Extracts from a graphics dataset:
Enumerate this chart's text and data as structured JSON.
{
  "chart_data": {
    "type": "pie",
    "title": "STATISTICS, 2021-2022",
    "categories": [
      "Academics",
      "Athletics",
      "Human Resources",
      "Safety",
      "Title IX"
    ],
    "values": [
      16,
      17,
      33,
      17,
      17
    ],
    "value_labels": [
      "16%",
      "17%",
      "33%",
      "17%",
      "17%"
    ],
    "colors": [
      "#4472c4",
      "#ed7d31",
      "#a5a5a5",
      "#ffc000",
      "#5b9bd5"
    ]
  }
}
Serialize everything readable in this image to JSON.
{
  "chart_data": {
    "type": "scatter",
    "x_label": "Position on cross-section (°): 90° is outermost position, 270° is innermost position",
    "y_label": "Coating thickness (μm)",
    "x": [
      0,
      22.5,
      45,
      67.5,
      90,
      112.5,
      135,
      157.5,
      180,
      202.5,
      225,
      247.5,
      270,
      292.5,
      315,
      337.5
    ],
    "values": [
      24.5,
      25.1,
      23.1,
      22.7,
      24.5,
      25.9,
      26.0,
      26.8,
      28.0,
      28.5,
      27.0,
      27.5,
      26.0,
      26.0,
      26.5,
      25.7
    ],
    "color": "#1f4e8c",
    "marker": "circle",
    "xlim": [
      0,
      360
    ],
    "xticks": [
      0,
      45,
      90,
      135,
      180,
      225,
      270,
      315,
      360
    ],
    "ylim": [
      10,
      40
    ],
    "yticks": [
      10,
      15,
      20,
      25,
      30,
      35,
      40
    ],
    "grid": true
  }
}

__Problem description__: Report how many lines in the listing include the word "JSON". Give nothing but the count.

__Response below__: 2